**INSTRUCTIONS FOR THE TASK**: Write out each line of the material again, word for word.
## Start MATERIAL PROVIDED
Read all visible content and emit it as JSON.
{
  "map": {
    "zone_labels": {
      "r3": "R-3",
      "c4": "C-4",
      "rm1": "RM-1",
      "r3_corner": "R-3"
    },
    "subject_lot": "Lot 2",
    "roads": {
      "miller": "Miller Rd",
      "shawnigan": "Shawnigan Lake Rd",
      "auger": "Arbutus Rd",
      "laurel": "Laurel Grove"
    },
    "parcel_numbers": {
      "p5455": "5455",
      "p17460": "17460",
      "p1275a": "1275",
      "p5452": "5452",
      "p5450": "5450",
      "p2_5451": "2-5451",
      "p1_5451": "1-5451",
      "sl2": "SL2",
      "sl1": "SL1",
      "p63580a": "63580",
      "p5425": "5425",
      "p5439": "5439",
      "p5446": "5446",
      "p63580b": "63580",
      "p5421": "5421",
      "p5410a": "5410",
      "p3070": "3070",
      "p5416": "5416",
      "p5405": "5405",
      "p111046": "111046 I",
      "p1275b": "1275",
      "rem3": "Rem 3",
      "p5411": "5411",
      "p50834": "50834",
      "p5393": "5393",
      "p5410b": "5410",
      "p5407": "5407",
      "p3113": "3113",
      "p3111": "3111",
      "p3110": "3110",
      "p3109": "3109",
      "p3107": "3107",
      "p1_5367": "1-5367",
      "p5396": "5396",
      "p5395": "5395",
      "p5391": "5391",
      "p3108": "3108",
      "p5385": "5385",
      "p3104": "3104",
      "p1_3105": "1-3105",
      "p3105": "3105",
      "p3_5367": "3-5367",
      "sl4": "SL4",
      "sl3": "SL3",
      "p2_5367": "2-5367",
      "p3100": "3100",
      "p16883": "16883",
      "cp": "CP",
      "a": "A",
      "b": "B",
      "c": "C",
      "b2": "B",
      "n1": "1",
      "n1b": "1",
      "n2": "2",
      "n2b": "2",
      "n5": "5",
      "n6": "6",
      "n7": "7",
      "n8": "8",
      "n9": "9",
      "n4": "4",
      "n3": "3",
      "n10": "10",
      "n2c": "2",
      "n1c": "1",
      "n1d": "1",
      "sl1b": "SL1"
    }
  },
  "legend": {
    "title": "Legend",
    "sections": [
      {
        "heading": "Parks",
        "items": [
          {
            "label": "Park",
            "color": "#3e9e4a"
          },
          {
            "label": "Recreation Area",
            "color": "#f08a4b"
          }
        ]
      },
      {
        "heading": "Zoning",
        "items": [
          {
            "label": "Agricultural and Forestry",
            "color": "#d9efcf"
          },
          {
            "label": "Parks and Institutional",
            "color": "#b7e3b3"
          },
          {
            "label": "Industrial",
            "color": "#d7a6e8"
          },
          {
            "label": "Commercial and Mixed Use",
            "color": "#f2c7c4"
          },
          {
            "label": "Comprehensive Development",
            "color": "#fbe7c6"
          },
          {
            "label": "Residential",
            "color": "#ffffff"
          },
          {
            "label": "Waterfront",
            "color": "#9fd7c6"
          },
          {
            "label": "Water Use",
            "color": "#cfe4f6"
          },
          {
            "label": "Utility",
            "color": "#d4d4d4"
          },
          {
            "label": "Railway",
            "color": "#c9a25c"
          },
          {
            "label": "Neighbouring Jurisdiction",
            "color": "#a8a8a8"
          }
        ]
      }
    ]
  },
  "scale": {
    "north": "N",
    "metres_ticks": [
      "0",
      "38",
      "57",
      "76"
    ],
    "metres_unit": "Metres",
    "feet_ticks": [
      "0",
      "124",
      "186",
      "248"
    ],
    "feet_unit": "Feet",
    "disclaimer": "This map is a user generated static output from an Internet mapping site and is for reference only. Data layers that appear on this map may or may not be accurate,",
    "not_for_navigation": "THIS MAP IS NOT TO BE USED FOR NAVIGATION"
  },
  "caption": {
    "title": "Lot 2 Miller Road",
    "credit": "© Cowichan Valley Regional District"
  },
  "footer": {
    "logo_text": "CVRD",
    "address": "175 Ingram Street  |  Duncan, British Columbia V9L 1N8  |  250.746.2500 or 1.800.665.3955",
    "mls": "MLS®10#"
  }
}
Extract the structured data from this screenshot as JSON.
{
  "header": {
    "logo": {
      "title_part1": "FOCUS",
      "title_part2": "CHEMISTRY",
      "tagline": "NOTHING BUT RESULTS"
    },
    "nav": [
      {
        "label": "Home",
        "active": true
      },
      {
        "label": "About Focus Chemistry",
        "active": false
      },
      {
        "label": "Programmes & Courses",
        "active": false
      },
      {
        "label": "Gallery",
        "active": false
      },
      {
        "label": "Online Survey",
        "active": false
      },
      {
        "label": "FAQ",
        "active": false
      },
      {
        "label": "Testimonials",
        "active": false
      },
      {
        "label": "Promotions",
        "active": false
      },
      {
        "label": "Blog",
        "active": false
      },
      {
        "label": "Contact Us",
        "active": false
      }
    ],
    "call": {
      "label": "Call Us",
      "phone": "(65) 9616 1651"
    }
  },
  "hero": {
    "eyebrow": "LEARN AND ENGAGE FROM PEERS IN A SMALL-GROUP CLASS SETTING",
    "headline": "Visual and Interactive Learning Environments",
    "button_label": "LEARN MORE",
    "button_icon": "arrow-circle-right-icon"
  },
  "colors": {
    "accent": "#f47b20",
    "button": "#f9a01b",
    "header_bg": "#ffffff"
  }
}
## End MATERIAL PROVIDED
**THE REPLY**:
Read all visible content and emit it as JSON.
{
  "map": {
    "zone_labels": {
      "r3": "R-3",
      "c4": "C-4",
      "rm1": "RM-1",
      "r3_corner": "R-3"
    },
    "subject_lot": "Lot 2",
    "roads": {
      "miller": "Miller Rd",
      "shawnigan": "Shawnigan Lake Rd",
      "auger": "Arbutus Rd",
      "laurel": "Laurel Grove"
    },
    "parcel_numbers": {
      "p5455": "5455",
      "p17460": "17460",
      "p1275a": "1275",
      "p5452": "5452",
      "p5450": "5450",
      "p2_5451": "2-5451",
      "p1_5451": "1-5451",
      "sl2": "SL2",
      "sl1": "SL1",
      "p63580a": "63580",
      "p5425": "5425",
      "p5439": "5439",
      "p5446": "5446",
      "p63580b": "63580",
      "p5421": "5421",
      "p5410a": "5410",
      "p3070": "3070",
      "p5416": "5416",
      "p5405": "5405",
      "p111046": "111046 I",
      "p1275b": "1275",
      "rem3": "Rem 3",
      "p5411": "5411",
      "p50834": "50834",
      "p5393": "5393",
      "p5410b": "5410",
      "p5407": "5407",
      "p3113": "3113",
      "p3111": "3111",
      "p3110": "3110",
      "p3109": "3109",
      "p3107": "3107",
      "p1_5367": "1-5367",
      "p5396": "5396",
      "p5395": "5395",
      "p5391": "5391",
      "p3108": "3108",
      "p5385": "5385",
      "p3104": "3104",
      "p1_3105": "1-3105",
      "p3105": "3105",
      "p3_5367": "3-5367",
      "sl4": "SL4",
      "sl3": "SL3",
      "p2_5367": "2-5367",
      "p3100": "3100",
      "p16883": "16883",
      "cp": "CP",
      "a": "A",
      "b": "B",
      "c": "C",
      "b2": "B",
      "n1": "1",
      "n1b": "1",
      "n2": "2",
      "n2b": "2",
      "n5": "5",
      "n6": "6",
      "n7": "7",
      "n8": "8",
      "n9": "9",
      "n4": "4",
      "n3": "3",
      "n10": "10",
      "n2c": "2",
      "n1c": "1",
      "n1d": "1",
      "sl1b": "SL1"
    }
  },
  "legend": {
    "title": "Legend",
    "sections": [
      {
        "heading": "Parks",
        "items": [
          {
            "label": "Park",
            "color": "#3e9e4a"
          },
          {
            "label": "Recreation Area",
            "color": "#f08a4b"
          }
        ]
      },
      {
        "heading": "Zoning",
        "items": [
          {
            "label": "Agricultural and Forestry",
            "color": "#d9efcf"
          },
          {
            "label": "Parks and Institutional",
            "color": "#b7e3b3"
          },
          {
            "label": "Industrial",
            "color": "#d7a6e8"
          },
          {
            "label": "Commercial and Mixed Use",
            "color": "#f2c7c4"
          },
          {
            "label": "Comprehensive Development",
            "color": "#fbe7c6"
          },
          {
            "label": "Residential",
            "color": "#ffffff"
          },
          {
            "label": "Waterfront",
            "color": "#9fd7c6"
          },
          {
            "label": "Water Use",
            "color": "#cfe4f6"
          },
          {
            "label": "Utility",
            "color": "#d4d4d4"
          },
          {
            "label": "Railway",
            "color": "#c9a25c"
          },
          {
            "label": "Neighbouring Jurisdiction",
            "color": "#a8a8a8"
          }
        ]
      }
    ]
  },
  "scale": {
    "north": "N",
    "metres_ticks": [
      "0",
      "38",
      "57",
      "76"
    ],
    "metres_unit": "Metres",
    "feet_ticks": [
      "0",
      "124",
      "186",
      "248"
    ],
    "feet_unit": "Feet",
    "disclaimer": "This map is a user generated static output from an Internet mapping site and is for reference only. Data layers that appear on this map may or may not be accurate,",
    "not_for_navigation": "THIS MAP IS NOT TO BE USED FOR NAVIGATION"
  },
  "caption": {
    "title": "Lot 2 Miller Road",
    "credit": "© Cowichan Valley Regional District"
  },
  "footer": {
    "logo_text": "CVRD",
    "address": "175 Ingram Street  |  Duncan, British Columbia V9L 1N8  |  250.746.2500 or 1.800.665.3955",
    "mls": "MLS®10#"
  }
}
Extract the structured data from this screenshot as JSON.
{
  "header": {
    "logo": {
      "title_part1": "FOCUS",
      "title_part2": "CHEMISTRY",
      "tagline": "NOTHING BUT RESULTS"
    },
    "nav": [
      {
        "label": "Home",
        "active": true
      },
      {
        "label": "About Focus Chemistry",
        "active": false
      },
      {
        "label": "Programmes & Courses",
        "active": false
      },
      {
        "label": "Gallery",
        "active": false
      },
      {
        "label": "Online Survey",
        "active": false
      },
      {
        "label": "FAQ",
        "active": false
      },
      {
        "label": "Testimonials",
        "active": false
      },
      {
        "label": "Promotions",
        "active": false
      },
      {
        "label": "Blog",
        "active": false
      },
      {
        "label": "Contact Us",
        "active": false
      }
    ],
    "call": {
      "label": "Call Us",
      "phone": "(65) 9616 1651"
    }
  },
  "hero": {
    "eyebrow": "LEARN AND ENGAGE FROM PEERS IN A SMALL-GROUP CLASS SETTING",
    "headline": "Visual and Interactive Learning Environments",
    "button_label": "LEARN MORE",
    "button_icon": "arrow-circle-right-icon"
  },
  "colors": {
    "accent": "#f47b20",
    "button": "#f9a01b",
    "header_bg": "#ffffff"
  }
}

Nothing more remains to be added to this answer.